╭─ Items

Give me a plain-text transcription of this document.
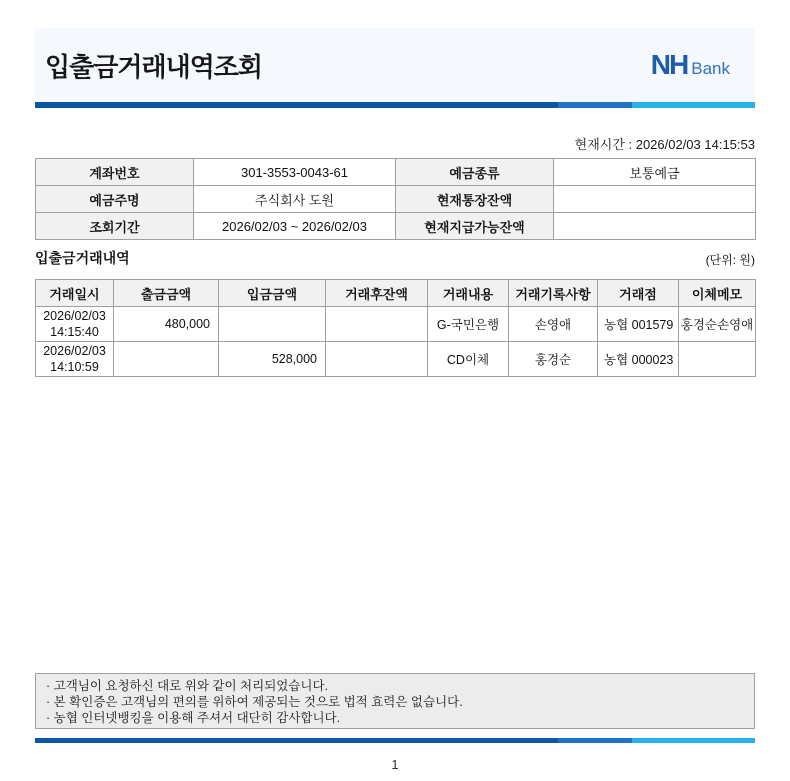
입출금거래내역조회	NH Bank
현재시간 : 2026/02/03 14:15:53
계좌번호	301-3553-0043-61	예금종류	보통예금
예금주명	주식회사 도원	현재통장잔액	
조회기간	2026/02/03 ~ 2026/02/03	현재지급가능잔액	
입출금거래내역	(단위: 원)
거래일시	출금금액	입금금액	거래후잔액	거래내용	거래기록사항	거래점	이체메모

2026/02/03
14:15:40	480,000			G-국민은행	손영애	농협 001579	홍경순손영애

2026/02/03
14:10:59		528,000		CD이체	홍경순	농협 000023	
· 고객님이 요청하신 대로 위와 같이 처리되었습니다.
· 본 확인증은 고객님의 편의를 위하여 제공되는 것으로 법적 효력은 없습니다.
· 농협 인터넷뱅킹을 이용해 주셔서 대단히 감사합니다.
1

╰─

Reproduce the material word for word, minus the images.

Give me a plain-text transcription of this document.
입출금거래내역조회	NH Bank
현재시간 : 2026/02/03 14:15:53
계좌번호	301-3553-0043-61	예금종류	보통예금
예금주명	주식회사 도원	현재통장잔액	
조회기간	2026/02/03 ~ 2026/02/03	현재지급가능잔액	
입출금거래내역	(단위: 원)
거래일시	출금금액	입금금액	거래후잔액	거래내용	거래기록사항	거래점	이체메모

2026/02/03
14:15:40	480,000			G-국민은행	손영애	농협 001579	홍경순손영애

2026/02/03
14:10:59		528,000		CD이체	홍경순	농협 000023	
· 고객님이 요청하신 대로 위와 같이 처리되었습니다.
· 본 확인증은 고객님의 편의를 위하여 제공되는 것으로 법적 효력은 없습니다.
· 농협 인터넷뱅킹을 이용해 주셔서 대단히 감사합니다.
1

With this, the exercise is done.